Instruction → Gather every line from the entries below that includes "said".

Exercise data →
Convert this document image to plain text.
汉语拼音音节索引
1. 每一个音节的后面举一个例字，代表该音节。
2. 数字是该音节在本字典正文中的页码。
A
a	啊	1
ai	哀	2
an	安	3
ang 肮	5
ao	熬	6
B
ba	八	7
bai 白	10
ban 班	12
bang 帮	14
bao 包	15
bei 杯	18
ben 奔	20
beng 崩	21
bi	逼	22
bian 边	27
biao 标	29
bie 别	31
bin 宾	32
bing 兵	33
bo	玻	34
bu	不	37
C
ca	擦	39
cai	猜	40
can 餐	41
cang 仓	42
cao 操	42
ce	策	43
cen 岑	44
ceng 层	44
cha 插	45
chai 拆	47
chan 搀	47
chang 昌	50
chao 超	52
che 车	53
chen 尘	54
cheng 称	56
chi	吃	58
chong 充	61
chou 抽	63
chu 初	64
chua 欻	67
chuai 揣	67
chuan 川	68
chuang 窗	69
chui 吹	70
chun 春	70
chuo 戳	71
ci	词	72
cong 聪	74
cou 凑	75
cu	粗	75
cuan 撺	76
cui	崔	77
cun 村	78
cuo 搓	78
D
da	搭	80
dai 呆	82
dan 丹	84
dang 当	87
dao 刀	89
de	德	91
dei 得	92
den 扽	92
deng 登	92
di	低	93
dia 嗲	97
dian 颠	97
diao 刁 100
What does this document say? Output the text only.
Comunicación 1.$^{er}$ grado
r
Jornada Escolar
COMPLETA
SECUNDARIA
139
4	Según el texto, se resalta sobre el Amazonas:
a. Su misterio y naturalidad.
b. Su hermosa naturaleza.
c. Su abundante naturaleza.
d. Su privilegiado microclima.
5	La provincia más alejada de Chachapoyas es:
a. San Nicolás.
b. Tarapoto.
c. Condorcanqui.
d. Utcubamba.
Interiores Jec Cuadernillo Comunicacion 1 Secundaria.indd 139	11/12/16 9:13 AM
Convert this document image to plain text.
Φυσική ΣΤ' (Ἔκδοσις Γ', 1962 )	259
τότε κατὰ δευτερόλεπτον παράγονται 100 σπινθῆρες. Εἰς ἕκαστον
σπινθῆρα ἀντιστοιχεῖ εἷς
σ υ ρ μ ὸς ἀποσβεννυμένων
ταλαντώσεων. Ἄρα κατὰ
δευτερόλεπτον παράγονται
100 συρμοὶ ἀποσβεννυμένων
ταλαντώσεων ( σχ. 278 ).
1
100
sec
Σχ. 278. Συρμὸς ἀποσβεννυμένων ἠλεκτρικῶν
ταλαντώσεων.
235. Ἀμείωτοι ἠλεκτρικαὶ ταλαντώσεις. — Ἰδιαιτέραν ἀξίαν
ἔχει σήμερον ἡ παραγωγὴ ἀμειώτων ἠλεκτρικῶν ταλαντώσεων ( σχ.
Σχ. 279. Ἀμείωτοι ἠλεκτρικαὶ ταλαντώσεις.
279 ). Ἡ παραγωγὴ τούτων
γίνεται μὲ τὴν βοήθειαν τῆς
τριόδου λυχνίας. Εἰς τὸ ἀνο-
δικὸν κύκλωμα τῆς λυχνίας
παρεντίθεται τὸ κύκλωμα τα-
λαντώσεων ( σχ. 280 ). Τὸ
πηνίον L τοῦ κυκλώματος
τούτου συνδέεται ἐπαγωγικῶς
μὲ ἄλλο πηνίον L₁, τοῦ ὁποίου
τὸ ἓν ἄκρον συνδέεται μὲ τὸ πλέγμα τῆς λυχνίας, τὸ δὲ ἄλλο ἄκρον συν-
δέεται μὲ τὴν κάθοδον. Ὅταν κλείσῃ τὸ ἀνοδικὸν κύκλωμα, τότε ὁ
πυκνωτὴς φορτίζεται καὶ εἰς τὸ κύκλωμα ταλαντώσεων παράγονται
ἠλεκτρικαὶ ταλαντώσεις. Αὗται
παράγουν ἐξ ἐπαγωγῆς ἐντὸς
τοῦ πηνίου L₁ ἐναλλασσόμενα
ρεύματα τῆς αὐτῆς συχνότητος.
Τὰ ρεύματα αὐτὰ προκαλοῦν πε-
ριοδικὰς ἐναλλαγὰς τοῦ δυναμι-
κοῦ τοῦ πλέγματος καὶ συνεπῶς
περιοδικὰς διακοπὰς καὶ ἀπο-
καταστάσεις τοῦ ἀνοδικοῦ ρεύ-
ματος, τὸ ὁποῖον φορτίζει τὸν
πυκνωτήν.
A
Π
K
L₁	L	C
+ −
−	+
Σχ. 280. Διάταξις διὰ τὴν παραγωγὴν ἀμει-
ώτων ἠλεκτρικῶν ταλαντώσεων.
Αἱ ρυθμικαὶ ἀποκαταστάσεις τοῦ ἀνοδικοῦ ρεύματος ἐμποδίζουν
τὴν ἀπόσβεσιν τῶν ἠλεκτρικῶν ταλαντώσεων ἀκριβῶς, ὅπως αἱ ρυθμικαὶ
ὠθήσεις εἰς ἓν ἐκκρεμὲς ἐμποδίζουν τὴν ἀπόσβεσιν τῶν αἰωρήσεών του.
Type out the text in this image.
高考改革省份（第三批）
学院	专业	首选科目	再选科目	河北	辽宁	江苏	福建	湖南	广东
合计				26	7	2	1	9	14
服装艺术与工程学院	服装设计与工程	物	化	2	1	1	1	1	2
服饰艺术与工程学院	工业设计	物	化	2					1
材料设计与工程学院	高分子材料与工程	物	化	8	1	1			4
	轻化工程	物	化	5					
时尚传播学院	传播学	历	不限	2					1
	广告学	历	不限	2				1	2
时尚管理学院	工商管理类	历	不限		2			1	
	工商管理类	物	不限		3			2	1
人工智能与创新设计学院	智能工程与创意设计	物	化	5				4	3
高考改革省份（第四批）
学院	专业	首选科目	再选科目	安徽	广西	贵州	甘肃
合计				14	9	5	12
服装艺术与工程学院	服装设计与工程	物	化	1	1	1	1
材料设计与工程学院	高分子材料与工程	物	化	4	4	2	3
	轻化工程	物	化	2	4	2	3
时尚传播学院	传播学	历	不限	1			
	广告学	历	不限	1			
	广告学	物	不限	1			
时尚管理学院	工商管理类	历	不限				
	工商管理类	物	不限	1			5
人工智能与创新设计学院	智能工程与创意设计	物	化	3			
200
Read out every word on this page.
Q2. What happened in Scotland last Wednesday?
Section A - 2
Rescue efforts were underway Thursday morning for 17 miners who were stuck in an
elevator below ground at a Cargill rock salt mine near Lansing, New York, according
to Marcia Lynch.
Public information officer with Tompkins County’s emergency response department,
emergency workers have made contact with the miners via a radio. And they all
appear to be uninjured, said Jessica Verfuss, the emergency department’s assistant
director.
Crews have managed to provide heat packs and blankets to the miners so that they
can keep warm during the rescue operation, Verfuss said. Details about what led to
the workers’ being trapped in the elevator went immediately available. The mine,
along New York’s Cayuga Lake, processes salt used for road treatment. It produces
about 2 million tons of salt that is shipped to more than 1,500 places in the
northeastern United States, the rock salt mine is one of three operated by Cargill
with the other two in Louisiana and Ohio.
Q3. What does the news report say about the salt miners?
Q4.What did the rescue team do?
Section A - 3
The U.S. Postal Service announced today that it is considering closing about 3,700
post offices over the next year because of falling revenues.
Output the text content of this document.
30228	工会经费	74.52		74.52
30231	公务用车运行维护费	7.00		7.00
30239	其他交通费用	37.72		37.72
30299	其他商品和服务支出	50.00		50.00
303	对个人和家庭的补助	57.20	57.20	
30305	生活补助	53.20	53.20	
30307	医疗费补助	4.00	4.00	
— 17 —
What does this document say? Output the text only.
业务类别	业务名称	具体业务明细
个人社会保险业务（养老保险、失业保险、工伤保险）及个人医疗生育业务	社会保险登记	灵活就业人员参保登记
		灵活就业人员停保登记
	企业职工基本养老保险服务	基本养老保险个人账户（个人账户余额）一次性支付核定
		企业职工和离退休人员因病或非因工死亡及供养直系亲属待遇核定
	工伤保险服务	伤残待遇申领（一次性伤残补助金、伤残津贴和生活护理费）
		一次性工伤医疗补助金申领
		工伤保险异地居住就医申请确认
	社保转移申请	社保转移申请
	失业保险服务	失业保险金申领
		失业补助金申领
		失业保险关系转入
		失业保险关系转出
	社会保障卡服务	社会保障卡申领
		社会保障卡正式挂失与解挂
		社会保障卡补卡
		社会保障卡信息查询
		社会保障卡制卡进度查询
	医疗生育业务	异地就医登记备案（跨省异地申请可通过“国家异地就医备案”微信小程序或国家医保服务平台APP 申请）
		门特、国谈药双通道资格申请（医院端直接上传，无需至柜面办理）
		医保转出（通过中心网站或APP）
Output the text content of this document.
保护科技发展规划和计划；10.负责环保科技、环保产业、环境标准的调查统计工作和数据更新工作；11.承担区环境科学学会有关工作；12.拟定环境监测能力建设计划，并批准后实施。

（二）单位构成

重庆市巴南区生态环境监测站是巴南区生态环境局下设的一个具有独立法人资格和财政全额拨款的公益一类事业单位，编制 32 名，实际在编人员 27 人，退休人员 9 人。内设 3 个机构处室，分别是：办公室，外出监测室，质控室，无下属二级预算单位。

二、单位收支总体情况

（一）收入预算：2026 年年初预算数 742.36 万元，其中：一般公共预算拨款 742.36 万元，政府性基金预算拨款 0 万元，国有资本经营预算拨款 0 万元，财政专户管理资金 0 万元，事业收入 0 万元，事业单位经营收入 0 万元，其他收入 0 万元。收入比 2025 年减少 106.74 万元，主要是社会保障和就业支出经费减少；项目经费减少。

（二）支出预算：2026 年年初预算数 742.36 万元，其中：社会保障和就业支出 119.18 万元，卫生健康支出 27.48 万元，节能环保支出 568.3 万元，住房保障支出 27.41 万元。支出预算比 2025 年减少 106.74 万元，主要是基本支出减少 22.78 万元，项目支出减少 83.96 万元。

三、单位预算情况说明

Answer to the exercise →
appear to be uninjured, said Jessica Verfuss, the emergency department’s assistant
can keep warm during the rescue operation, Verfuss said. Details about what led to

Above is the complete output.